### RECORD EXCERPTS
★ ★ ★ ★ ★

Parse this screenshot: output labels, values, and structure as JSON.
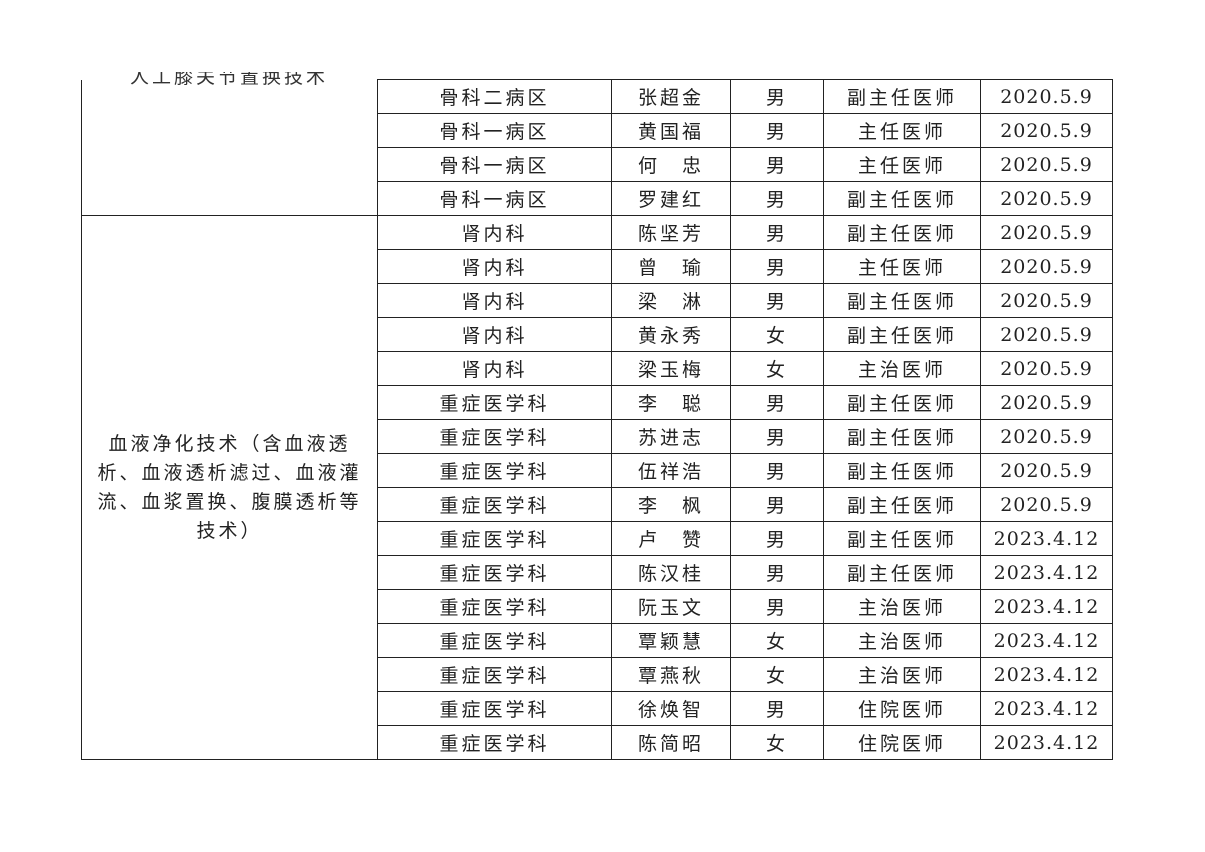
{
  "groups": [
    {
      "technique": "人工膝关节置换技术",
      "rows": [
        [
          "骨科二病区",
          "张超金",
          "男",
          "副主任医师",
          "2020.5.9"
        ],
        [
          "骨科一病区",
          "黄国福",
          "男",
          "主任医师",
          "2020.5.9"
        ],
        [
          "骨科一病区",
          "何　忠",
          "男",
          "主任医师",
          "2020.5.9"
        ],
        [
          "骨科一病区",
          "罗建红",
          "男",
          "副主任医师",
          "2020.5.9"
        ]
      ]
    },
    {
      "technique": "血液净化技术（含血液透析、血液透析滤过、血液灌流、血浆置换、腹膜透析等技术）",
      "rows": [
        [
          "肾内科",
          "陈坚芳",
          "男",
          "副主任医师",
          "2020.5.9"
        ],
        [
          "肾内科",
          "曾　瑜",
          "男",
          "主任医师",
          "2020.5.9"
        ],
        [
          "肾内科",
          "梁　淋",
          "男",
          "副主任医师",
          "2020.5.9"
        ],
        [
          "肾内科",
          "黄永秀",
          "女",
          "副主任医师",
          "2020.5.9"
        ],
        [
          "肾内科",
          "梁玉梅",
          "女",
          "主治医师",
          "2020.5.9"
        ],
        [
          "重症医学科",
          "李　聪",
          "男",
          "副主任医师",
          "2020.5.9"
        ],
        [
          "重症医学科",
          "苏进志",
          "男",
          "副主任医师",
          "2020.5.9"
        ],
        [
          "重症医学科",
          "伍祥浩",
          "男",
          "副主任医师",
          "2020.5.9"
        ],
        [
          "重症医学科",
          "李　枫",
          "男",
          "副主任医师",
          "2020.5.9"
        ],
        [
          "重症医学科",
          "卢　赞",
          "男",
          "副主任医师",
          "2023.4.12"
        ],
        [
          "重症医学科",
          "陈汉桂",
          "男",
          "副主任医师",
          "2023.4.12"
        ],
        [
          "重症医学科",
          "阮玉文",
          "男",
          "主治医师",
          "2023.4.12"
        ],
        [
          "重症医学科",
          "覃颖慧",
          "女",
          "主治医师",
          "2023.4.12"
        ],
        [
          "重症医学科",
          "覃燕秋",
          "女",
          "主治医师",
          "2023.4.12"
        ],
        [
          "重症医学科",
          "徐焕智",
          "男",
          "住院医师",
          "2023.4.12"
        ],
        [
          "重症医学科",
          "陈简昭",
          "女",
          "住院医师",
          "2023.4.12"
        ]
      ]
    }
  ]
}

★ ★ ★ ★ ★

### THE REQUEST
Show all lines above holding "technique".

### OUTPUT BELOW
      "technique": "人工膝关节置换技术",
      "technique": "血液净化技术（含血液透析、血液透析滤过、血液灌流、血浆置换、腹膜透析等技术）",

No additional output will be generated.